INSTRUCTIONS TO FOLLOW -
Every entry below must appear again, exactly as written.
┌──
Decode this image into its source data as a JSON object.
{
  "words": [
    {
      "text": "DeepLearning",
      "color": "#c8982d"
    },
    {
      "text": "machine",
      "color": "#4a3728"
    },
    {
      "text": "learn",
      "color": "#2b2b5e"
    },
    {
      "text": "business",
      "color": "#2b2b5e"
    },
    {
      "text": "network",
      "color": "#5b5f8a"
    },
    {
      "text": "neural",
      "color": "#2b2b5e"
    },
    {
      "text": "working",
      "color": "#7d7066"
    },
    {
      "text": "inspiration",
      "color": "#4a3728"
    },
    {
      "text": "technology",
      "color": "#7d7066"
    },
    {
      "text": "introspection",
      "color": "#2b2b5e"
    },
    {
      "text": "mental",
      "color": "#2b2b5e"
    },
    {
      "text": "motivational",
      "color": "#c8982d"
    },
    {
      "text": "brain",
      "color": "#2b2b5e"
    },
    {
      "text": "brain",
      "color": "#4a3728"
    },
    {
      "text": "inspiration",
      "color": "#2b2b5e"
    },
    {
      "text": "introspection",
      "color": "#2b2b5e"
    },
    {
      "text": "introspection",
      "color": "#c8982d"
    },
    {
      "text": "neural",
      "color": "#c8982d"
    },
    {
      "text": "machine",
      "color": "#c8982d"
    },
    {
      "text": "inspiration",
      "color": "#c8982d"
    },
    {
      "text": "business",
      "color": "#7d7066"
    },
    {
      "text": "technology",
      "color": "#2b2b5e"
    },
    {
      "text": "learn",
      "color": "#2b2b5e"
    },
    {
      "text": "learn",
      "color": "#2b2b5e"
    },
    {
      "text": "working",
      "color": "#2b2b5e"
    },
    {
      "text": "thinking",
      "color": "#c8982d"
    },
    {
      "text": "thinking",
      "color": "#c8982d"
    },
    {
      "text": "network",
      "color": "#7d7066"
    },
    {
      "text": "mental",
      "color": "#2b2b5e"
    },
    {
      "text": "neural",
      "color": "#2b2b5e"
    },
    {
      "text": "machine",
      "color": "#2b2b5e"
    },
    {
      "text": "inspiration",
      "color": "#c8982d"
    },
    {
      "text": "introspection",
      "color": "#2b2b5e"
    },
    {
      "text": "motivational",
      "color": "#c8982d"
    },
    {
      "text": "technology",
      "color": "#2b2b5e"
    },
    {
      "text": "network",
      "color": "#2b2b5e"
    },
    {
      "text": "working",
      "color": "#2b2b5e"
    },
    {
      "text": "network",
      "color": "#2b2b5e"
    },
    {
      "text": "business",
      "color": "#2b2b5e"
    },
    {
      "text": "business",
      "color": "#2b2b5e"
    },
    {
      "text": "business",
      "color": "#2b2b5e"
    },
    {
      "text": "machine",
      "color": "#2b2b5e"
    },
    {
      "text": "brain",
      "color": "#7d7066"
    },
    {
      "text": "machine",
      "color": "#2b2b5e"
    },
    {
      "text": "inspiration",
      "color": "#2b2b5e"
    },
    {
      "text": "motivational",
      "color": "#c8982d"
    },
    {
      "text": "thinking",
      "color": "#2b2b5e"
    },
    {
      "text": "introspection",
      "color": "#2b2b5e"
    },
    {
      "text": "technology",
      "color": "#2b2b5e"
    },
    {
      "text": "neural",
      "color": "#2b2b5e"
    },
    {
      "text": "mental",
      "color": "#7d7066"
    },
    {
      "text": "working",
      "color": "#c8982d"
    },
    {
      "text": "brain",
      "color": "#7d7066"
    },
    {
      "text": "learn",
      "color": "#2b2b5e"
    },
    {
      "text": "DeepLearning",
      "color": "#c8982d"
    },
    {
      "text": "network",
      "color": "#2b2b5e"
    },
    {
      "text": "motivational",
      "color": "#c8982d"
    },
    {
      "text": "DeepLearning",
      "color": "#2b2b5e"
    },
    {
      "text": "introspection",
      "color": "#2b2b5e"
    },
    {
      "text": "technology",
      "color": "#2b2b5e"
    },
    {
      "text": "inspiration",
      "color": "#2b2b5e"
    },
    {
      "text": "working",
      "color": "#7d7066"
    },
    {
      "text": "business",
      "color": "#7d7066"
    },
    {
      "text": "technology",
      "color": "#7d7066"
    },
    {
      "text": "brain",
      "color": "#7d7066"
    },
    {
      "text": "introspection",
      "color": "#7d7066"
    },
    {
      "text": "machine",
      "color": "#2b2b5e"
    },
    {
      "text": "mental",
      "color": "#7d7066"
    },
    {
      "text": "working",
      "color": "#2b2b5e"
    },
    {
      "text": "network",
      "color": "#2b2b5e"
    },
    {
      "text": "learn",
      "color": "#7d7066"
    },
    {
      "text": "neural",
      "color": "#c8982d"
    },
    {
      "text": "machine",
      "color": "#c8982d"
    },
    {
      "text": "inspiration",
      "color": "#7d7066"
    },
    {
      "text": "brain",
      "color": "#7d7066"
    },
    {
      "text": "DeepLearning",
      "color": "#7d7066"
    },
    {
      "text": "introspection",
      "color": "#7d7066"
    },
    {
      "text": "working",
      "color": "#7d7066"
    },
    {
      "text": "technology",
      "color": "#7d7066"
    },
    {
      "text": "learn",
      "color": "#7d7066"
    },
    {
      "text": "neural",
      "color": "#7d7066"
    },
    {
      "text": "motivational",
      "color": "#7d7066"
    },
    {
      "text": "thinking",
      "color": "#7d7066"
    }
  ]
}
└──
TASK RESPONSE -
Decode this image into its source data as a JSON object.
{
  "words": [
    {
      "text": "DeepLearning",
      "color": "#c8982d"
    },
    {
      "text": "machine",
      "color": "#4a3728"
    },
    {
      "text": "learn",
      "color": "#2b2b5e"
    },
    {
      "text": "business",
      "color": "#2b2b5e"
    },
    {
      "text": "network",
      "color": "#5b5f8a"
    },
    {
      "text": "neural",
      "color": "#2b2b5e"
    },
    {
      "text": "working",
      "color": "#7d7066"
    },
    {
      "text": "inspiration",
      "color": "#4a3728"
    },
    {
      "text": "technology",
      "color": "#7d7066"
    },
    {
      "text": "introspection",
      "color": "#2b2b5e"
    },
    {
      "text": "mental",
      "color": "#2b2b5e"
    },
    {
      "text": "motivational",
      "color": "#c8982d"
    },
    {
      "text": "brain",
      "color": "#2b2b5e"
    },
    {
      "text": "brain",
      "color": "#4a3728"
    },
    {
      "text": "inspiration",
      "color": "#2b2b5e"
    },
    {
      "text": "introspection",
      "color": "#2b2b5e"
    },
    {
      "text": "introspection",
      "color": "#c8982d"
    },
    {
      "text": "neural",
      "color": "#c8982d"
    },
    {
      "text": "machine",
      "color": "#c8982d"
    },
    {
      "text": "inspiration",
      "color": "#c8982d"
    },
    {
      "text": "business",
      "color": "#7d7066"
    },
    {
      "text": "technology",
      "color": "#2b2b5e"
    },
    {
      "text": "learn",
      "color": "#2b2b5e"
    },
    {
      "text": "learn",
      "color": "#2b2b5e"
    },
    {
      "text": "working",
      "color": "#2b2b5e"
    },
    {
      "text": "thinking",
      "color": "#c8982d"
    },
    {
      "text": "thinking",
      "color": "#c8982d"
    },
    {
      "text": "network",
      "color": "#7d7066"
    },
    {
      "text": "mental",
      "color": "#2b2b5e"
    },
    {
      "text": "neural",
      "color": "#2b2b5e"
    },
    {
      "text": "machine",
      "color": "#2b2b5e"
    },
    {
      "text": "inspiration",
      "color": "#c8982d"
    },
    {
      "text": "introspection",
      "color": "#2b2b5e"
    },
    {
      "text": "motivational",
      "color": "#c8982d"
    },
    {
      "text": "technology",
      "color": "#2b2b5e"
    },
    {
      "text": "network",
      "color": "#2b2b5e"
    },
    {
      "text": "working",
      "color": "#2b2b5e"
    },
    {
      "text": "network",
      "color": "#2b2b5e"
    },
    {
      "text": "business",
      "color": "#2b2b5e"
    },
    {
      "text": "business",
      "color": "#2b2b5e"
    },
    {
      "text": "business",
      "color": "#2b2b5e"
    },
    {
      "text": "machine",
      "color": "#2b2b5e"
    },
    {
      "text": "brain",
      "color": "#7d7066"
    },
    {
      "text": "machine",
      "color": "#2b2b5e"
    },
    {
      "text": "inspiration",
      "color": "#2b2b5e"
    },
    {
      "text": "motivational",
      "color": "#c8982d"
    },
    {
      "text": "thinking",
      "color": "#2b2b5e"
    },
    {
      "text": "introspection",
      "color": "#2b2b5e"
    },
    {
      "text": "technology",
      "color": "#2b2b5e"
    },
    {
      "text": "neural",
      "color": "#2b2b5e"
    },
    {
      "text": "mental",
      "color": "#7d7066"
    },
    {
      "text": "working",
      "color": "#c8982d"
    },
    {
      "text": "brain",
      "color": "#7d7066"
    },
    {
      "text": "learn",
      "color": "#2b2b5e"
    },
    {
      "text": "DeepLearning",
      "color": "#c8982d"
    },
    {
      "text": "network",
      "color": "#2b2b5e"
    },
    {
      "text": "motivational",
      "color": "#c8982d"
    },
    {
      "text": "DeepLearning",
      "color": "#2b2b5e"
    },
    {
      "text": "introspection",
      "color": "#2b2b5e"
    },
    {
      "text": "technology",
      "color": "#2b2b5e"
    },
    {
      "text": "inspiration",
      "color": "#2b2b5e"
    },
    {
      "text": "working",
      "color": "#7d7066"
    },
    {
      "text": "business",
      "color": "#7d7066"
    },
    {
      "text": "technology",
      "color": "#7d7066"
    },
    {
      "text": "brain",
      "color": "#7d7066"
    },
    {
      "text": "introspection",
      "color": "#7d7066"
    },
    {
      "text": "machine",
      "color": "#2b2b5e"
    },
    {
      "text": "mental",
      "color": "#7d7066"
    },
    {
      "text": "working",
      "color": "#2b2b5e"
    },
    {
      "text": "network",
      "color": "#2b2b5e"
    },
    {
      "text": "learn",
      "color": "#7d7066"
    },
    {
      "text": "neural",
      "color": "#c8982d"
    },
    {
      "text": "machine",
      "color": "#c8982d"
    },
    {
      "text": "inspiration",
      "color": "#7d7066"
    },
    {
      "text": "brain",
      "color": "#7d7066"
    },
    {
      "text": "DeepLearning",
      "color": "#7d7066"
    },
    {
      "text": "introspection",
      "color": "#7d7066"
    },
    {
      "text": "working",
      "color": "#7d7066"
    },
    {
      "text": "technology",
      "color": "#7d7066"
    },
    {
      "text": "learn",
      "color": "#7d7066"
    },
    {
      "text": "neural",
      "color": "#7d7066"
    },
    {
      "text": "motivational",
      "color": "#7d7066"
    },
    {
      "text": "thinking",
      "color": "#7d7066"
    }
  ]
}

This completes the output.